## Records for the task:
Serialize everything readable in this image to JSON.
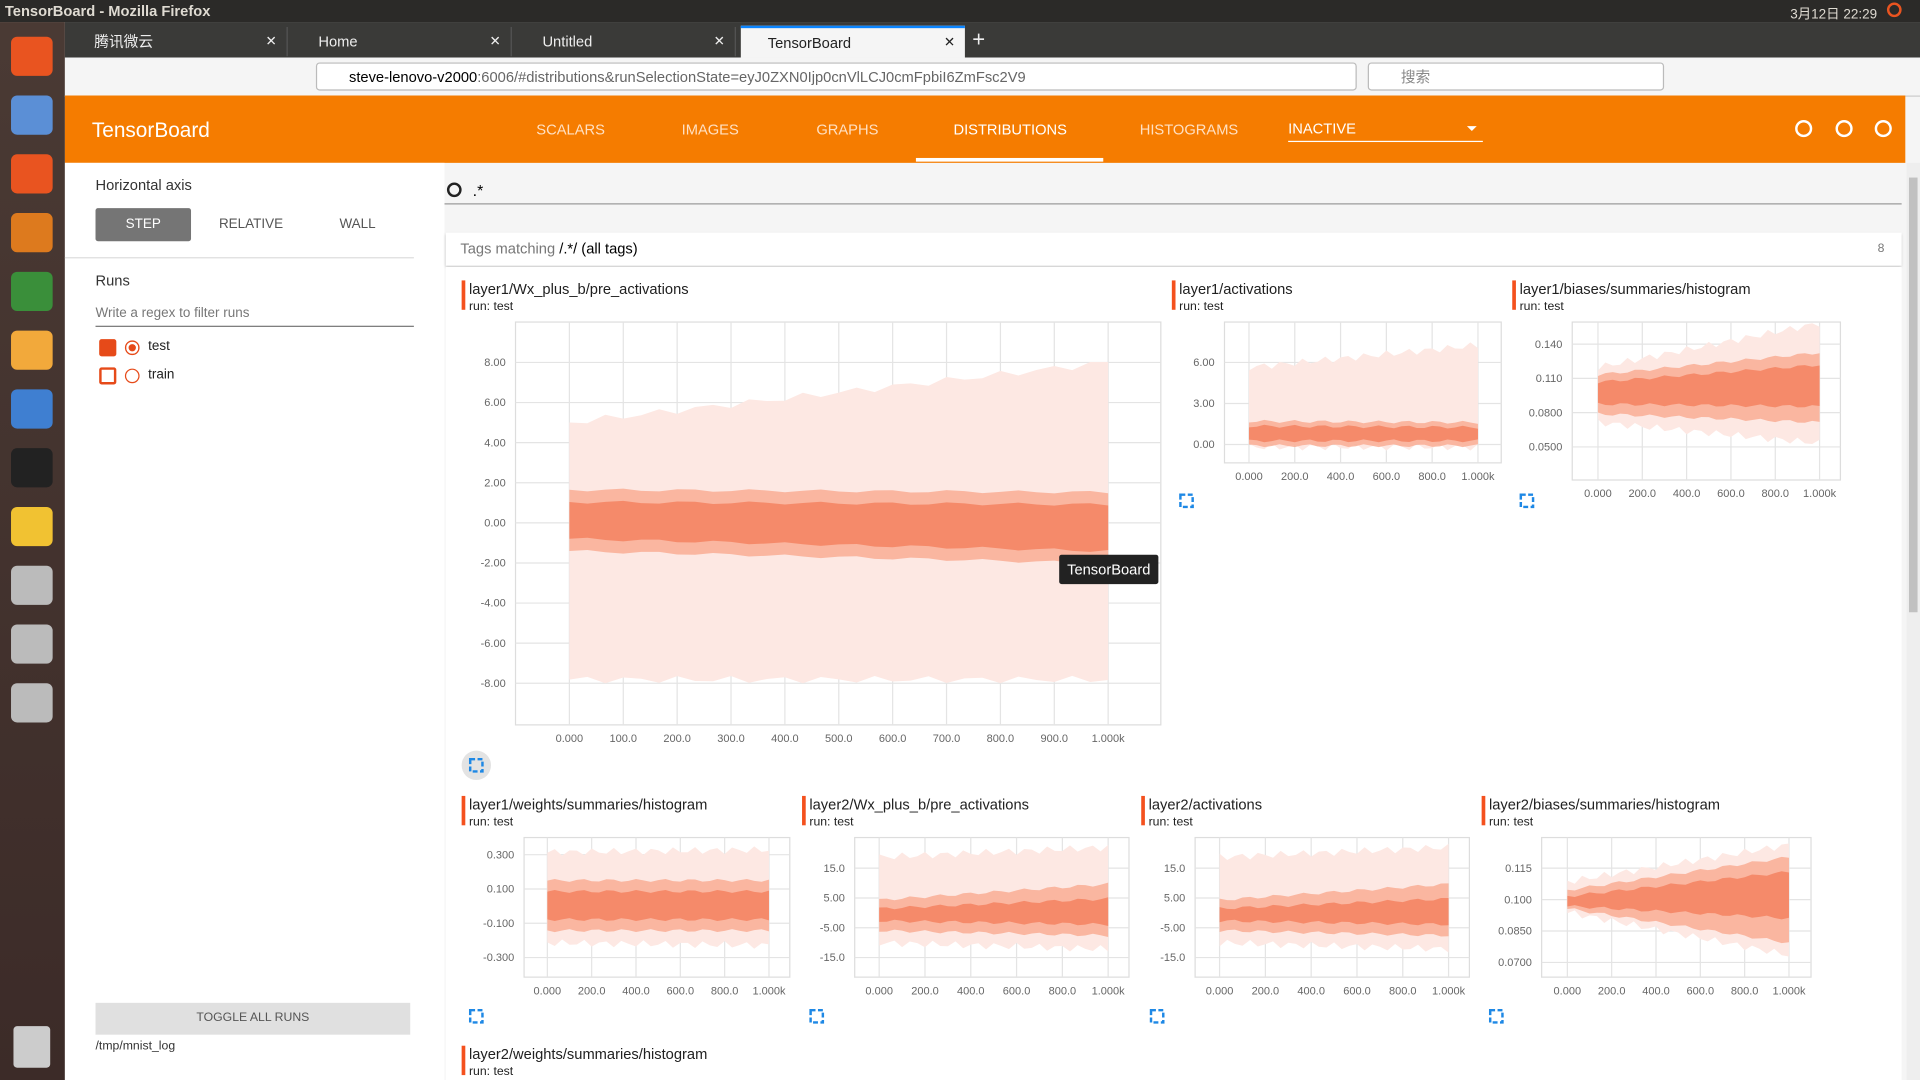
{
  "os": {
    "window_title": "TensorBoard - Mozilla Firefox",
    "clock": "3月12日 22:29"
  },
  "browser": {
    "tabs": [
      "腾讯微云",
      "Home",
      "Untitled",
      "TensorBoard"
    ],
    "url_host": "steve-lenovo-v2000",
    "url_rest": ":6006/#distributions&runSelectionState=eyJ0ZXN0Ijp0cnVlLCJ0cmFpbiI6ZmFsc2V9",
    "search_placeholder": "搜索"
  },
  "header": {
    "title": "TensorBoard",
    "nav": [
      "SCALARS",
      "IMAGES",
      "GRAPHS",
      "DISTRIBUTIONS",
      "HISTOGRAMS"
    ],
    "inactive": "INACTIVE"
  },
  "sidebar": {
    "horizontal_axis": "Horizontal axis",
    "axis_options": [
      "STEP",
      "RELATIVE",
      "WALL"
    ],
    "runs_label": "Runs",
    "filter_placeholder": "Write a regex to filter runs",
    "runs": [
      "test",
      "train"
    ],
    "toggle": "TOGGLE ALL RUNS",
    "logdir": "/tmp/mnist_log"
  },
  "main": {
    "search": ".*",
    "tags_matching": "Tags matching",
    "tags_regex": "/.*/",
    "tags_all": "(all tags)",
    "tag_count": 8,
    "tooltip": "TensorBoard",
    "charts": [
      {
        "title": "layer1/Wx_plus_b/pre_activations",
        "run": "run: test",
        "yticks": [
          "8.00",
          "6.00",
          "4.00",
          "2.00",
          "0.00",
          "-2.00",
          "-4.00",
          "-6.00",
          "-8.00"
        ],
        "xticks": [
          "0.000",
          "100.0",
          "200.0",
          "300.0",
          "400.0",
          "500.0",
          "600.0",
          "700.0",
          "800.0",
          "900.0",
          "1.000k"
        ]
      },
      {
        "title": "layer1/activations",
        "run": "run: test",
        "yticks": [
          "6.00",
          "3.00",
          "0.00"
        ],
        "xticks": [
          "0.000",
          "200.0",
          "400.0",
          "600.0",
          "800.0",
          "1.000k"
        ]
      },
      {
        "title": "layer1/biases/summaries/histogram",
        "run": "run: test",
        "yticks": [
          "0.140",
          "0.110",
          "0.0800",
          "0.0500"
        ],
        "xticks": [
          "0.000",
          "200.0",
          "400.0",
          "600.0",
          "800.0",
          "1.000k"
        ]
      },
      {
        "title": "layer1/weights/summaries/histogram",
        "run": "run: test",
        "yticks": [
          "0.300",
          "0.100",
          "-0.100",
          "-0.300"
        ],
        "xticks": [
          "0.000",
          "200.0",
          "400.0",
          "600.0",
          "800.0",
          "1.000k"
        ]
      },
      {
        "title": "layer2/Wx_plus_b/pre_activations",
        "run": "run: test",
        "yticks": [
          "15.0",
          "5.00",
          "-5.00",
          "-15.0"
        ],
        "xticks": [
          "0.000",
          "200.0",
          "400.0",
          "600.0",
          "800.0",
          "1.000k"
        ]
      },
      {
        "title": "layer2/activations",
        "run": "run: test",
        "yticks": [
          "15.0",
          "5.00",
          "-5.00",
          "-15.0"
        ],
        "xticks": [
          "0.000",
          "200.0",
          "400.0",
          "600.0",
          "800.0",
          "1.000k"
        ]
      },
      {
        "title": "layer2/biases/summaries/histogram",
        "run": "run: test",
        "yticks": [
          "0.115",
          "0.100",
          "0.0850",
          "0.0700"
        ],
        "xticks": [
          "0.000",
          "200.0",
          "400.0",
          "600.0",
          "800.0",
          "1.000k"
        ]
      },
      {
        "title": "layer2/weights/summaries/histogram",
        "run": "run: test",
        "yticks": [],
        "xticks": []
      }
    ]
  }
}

## Work to be completed:
Could you reproduce every record above exactly, leaving out the pictures?

## Output for this exercise:
Serialize everything readable in this image to JSON.
{
  "os": {
    "window_title": "TensorBoard - Mozilla Firefox",
    "clock": "3月12日 22:29"
  },
  "browser": {
    "tabs": [
      "腾讯微云",
      "Home",
      "Untitled",
      "TensorBoard"
    ],
    "url_host": "steve-lenovo-v2000",
    "url_rest": ":6006/#distributions&runSelectionState=eyJ0ZXN0Ijp0cnVlLCJ0cmFpbiI6ZmFsc2V9",
    "search_placeholder": "搜索"
  },
  "header": {
    "title": "TensorBoard",
    "nav": [
      "SCALARS",
      "IMAGES",
      "GRAPHS",
      "DISTRIBUTIONS",
      "HISTOGRAMS"
    ],
    "inactive": "INACTIVE"
  },
  "sidebar": {
    "horizontal_axis": "Horizontal axis",
    "axis_options": [
      "STEP",
      "RELATIVE",
      "WALL"
    ],
    "runs_label": "Runs",
    "filter_placeholder": "Write a regex to filter runs",
    "runs": [
      "test",
      "train"
    ],
    "toggle": "TOGGLE ALL RUNS",
    "logdir": "/tmp/mnist_log"
  },
  "main": {
    "search": ".*",
    "tags_matching": "Tags matching",
    "tags_regex": "/.*/",
    "tags_all": "(all tags)",
    "tag_count": 8,
    "tooltip": "TensorBoard",
    "charts": [
      {
        "title": "layer1/Wx_plus_b/pre_activations",
        "run": "run: test",
        "yticks": [
          "8.00",
          "6.00",
          "4.00",
          "2.00",
          "0.00",
          "-2.00",
          "-4.00",
          "-6.00",
          "-8.00"
        ],
        "xticks": [
          "0.000",
          "100.0",
          "200.0",
          "300.0",
          "400.0",
          "500.0",
          "600.0",
          "700.0",
          "800.0",
          "900.0",
          "1.000k"
        ]
      },
      {
        "title": "layer1/activations",
        "run": "run: test",
        "yticks": [
          "6.00",
          "3.00",
          "0.00"
        ],
        "xticks": [
          "0.000",
          "200.0",
          "400.0",
          "600.0",
          "800.0",
          "1.000k"
        ]
      },
      {
        "title": "layer1/biases/summaries/histogram",
        "run": "run: test",
        "yticks": [
          "0.140",
          "0.110",
          "0.0800",
          "0.0500"
        ],
        "xticks": [
          "0.000",
          "200.0",
          "400.0",
          "600.0",
          "800.0",
          "1.000k"
        ]
      },
      {
        "title": "layer1/weights/summaries/histogram",
        "run": "run: test",
        "yticks": [
          "0.300",
          "0.100",
          "-0.100",
          "-0.300"
        ],
        "xticks": [
          "0.000",
          "200.0",
          "400.0",
          "600.0",
          "800.0",
          "1.000k"
        ]
      },
      {
        "title": "layer2/Wx_plus_b/pre_activations",
        "run": "run: test",
        "yticks": [
          "15.0",
          "5.00",
          "-5.00",
          "-15.0"
        ],
        "xticks": [
          "0.000",
          "200.0",
          "400.0",
          "600.0",
          "800.0",
          "1.000k"
        ]
      },
      {
        "title": "layer2/activations",
        "run": "run: test",
        "yticks": [
          "15.0",
          "5.00",
          "-5.00",
          "-15.0"
        ],
        "xticks": [
          "0.000",
          "200.0",
          "400.0",
          "600.0",
          "800.0",
          "1.000k"
        ]
      },
      {
        "title": "layer2/biases/summaries/histogram",
        "run": "run: test",
        "yticks": [
          "0.115",
          "0.100",
          "0.0850",
          "0.0700"
        ],
        "xticks": [
          "0.000",
          "200.0",
          "400.0",
          "600.0",
          "800.0",
          "1.000k"
        ]
      },
      {
        "title": "layer2/weights/summaries/histogram",
        "run": "run: test",
        "yticks": [],
        "xticks": []
      }
    ]
  }
}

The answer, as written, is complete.